━━━━━ Provided passage ━━━━━

This application claims priority to the Indian Provisional Application No. 20/231,1058856 filed Sep. 1, 2023 of which is incorporated herein by reference in its entirety.
Examples of the present disclosure generally relate to a hardware solution for fragmenting an IP packet.
IP fragmentation is a process used in the Internet Protocol (IP) to transmit data packets that are larger than the maximum transmission unit (MTU) supported by a network. When a packet is too large to be transmitted across a network in a single piece, IP fragmentation divides the packet into smaller fragments that can be transmitted and reassembled at the destination.
One benefit of IP fragmentation includes allowing communication between networks with different MTU sizes. Networks may have diverse infrastructures, and some networks might have smaller MTU sizes due to various constraints. By fragmenting packets, data can still be transmitted across these networks without requiring network-wide MTU adjustments.
Another benefit of IP fragmentation includes data transfer flexibility enabling the transmission of large packets, such as file transfers or multimedia streams, without the need for packet segmentation on the application layer. This allows applications to send larger chunks of data in a single IP packet, simplifying the data transfer process and potentially reducing the overhead of handling multiple smaller packets.
However, current IP fragmentation techniques typically rely on software, which is slow and requires processor time that could be used to perform other tasks.

━━━━━

Given instruction 1: Decide whether each statement agrees with the IP fragmentation passage above, answering yes or no and quoting the deciding words of the passage. (a) IP fragmentation allows communication between networks whose MTU sizes differ. (b) Fragments of a packet are reassembled at the source. (c) Current IP fragmentation techniques typically rely on hardware.
Given instruction 2: Duplicate everything in the IP fragmentation passage above from "Examples of the" down to "at the destination.".

━━━━━ Rows ━━━━━

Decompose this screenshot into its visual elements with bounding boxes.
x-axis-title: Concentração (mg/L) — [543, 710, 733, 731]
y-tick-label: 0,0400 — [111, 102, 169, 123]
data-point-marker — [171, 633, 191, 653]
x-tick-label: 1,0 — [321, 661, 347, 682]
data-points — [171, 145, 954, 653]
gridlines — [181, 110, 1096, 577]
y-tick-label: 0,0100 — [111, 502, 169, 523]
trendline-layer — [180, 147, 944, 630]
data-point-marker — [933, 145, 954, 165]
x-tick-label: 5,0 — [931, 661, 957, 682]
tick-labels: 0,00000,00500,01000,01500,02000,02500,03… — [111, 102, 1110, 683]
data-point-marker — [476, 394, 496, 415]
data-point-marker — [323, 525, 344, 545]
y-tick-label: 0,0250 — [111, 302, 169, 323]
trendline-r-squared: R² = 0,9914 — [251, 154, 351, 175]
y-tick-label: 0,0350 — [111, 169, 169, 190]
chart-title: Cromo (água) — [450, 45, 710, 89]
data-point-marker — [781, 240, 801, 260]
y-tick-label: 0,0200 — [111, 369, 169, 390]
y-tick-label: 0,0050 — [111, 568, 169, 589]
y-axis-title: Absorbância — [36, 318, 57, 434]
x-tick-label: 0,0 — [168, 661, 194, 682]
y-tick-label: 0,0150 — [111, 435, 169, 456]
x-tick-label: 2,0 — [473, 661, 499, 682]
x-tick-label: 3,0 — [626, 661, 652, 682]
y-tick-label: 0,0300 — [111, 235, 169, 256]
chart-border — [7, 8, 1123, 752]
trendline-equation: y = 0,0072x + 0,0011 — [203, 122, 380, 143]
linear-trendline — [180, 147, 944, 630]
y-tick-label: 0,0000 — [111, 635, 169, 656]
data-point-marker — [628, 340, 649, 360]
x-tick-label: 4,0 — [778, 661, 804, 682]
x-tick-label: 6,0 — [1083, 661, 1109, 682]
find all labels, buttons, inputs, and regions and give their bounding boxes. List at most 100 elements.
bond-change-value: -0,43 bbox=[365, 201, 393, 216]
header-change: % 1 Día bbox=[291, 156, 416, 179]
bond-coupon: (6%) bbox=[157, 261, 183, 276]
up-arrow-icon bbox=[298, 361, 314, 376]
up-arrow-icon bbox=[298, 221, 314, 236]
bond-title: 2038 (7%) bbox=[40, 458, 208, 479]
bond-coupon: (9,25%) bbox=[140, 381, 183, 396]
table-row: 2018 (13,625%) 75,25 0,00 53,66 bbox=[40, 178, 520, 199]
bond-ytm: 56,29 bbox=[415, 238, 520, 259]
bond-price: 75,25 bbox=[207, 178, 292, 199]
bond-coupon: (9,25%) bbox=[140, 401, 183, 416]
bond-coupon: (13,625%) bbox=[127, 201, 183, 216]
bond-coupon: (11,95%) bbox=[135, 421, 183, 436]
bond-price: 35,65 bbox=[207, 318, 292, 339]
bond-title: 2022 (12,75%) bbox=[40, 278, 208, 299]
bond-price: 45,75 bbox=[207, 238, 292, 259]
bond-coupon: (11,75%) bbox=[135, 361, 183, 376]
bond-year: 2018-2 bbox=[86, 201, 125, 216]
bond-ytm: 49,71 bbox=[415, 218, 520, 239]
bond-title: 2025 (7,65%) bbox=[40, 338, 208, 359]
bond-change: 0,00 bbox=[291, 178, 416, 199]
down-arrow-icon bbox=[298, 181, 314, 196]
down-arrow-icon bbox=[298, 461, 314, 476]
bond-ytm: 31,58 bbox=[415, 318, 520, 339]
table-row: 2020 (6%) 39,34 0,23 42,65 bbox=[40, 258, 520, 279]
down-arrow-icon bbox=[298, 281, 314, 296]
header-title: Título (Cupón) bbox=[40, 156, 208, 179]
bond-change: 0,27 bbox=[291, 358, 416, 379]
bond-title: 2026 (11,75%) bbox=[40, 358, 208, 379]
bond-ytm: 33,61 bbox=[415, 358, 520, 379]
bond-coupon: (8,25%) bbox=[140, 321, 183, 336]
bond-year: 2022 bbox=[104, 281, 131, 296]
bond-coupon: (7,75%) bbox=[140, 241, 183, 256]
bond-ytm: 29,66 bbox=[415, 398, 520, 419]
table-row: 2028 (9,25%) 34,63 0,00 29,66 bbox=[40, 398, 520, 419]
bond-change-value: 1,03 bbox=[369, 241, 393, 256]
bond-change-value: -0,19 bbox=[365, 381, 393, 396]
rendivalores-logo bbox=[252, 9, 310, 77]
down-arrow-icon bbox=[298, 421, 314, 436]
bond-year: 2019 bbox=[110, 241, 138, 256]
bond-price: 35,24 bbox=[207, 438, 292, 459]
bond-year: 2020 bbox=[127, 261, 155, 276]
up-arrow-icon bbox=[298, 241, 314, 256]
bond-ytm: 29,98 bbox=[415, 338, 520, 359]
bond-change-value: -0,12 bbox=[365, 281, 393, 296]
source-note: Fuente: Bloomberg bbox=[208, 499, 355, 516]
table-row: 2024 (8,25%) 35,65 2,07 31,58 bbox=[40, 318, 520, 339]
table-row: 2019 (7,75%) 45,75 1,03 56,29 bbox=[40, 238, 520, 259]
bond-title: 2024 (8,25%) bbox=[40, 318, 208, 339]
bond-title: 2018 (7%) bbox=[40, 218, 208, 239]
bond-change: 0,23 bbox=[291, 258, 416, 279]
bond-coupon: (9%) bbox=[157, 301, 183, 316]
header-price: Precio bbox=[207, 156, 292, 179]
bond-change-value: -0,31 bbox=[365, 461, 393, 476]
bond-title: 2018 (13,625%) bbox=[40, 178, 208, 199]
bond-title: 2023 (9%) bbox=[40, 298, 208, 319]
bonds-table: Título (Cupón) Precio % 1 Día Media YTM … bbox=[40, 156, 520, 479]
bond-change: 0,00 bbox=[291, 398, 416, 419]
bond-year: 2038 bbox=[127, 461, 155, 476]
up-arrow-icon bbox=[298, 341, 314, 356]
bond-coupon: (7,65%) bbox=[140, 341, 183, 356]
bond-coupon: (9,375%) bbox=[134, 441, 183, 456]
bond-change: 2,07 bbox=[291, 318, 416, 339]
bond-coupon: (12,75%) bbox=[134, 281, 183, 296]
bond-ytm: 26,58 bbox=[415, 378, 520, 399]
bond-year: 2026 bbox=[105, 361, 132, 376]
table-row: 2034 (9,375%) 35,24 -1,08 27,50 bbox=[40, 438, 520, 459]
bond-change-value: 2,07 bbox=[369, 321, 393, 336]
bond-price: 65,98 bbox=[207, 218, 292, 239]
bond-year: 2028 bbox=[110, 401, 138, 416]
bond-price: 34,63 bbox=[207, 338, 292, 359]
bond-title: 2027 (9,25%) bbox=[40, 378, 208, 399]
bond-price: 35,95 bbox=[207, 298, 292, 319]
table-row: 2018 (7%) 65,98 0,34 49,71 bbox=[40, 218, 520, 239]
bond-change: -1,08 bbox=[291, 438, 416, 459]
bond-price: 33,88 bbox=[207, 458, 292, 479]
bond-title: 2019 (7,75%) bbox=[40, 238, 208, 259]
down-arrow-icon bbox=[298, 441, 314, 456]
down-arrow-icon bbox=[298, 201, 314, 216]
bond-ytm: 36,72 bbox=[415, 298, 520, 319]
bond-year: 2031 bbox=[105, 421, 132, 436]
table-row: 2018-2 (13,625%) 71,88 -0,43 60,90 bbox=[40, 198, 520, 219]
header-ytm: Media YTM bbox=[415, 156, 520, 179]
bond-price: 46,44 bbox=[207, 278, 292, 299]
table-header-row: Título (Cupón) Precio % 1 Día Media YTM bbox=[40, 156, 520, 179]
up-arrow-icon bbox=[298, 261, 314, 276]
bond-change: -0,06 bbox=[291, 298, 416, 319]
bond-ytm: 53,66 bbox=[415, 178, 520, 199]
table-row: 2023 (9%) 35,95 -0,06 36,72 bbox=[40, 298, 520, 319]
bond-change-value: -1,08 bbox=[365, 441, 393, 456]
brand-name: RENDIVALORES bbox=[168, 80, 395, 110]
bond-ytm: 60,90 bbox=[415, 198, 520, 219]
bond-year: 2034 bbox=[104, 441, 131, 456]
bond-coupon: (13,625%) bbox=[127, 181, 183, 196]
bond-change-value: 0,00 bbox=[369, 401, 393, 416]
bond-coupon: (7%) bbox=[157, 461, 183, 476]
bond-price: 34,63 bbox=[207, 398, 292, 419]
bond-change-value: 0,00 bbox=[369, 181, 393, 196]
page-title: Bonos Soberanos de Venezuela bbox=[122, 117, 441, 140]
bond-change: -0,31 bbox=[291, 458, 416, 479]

━━━━━

Final result 1:
(a) Yes: "allowing communication between networks with different MTU sizes"
(b) No: "transmitted and reassembled at the destination"
(c) No: "current IP fragmentation techniques typically rely on software"

Final result 2:
Examples of the present disclosure generally relate to a hardware solution for fragmenting an IP packet.
IP fragmentation is a process used in the Internet Protocol (IP) to transmit data packets that are larger than the maximum transmission unit (MTU) supported by a network. When a packet is too large to be transmitted across a network in a single piece, IP fragmentation divides the packet into smaller fragments that can be transmitted and reassembled at the destination.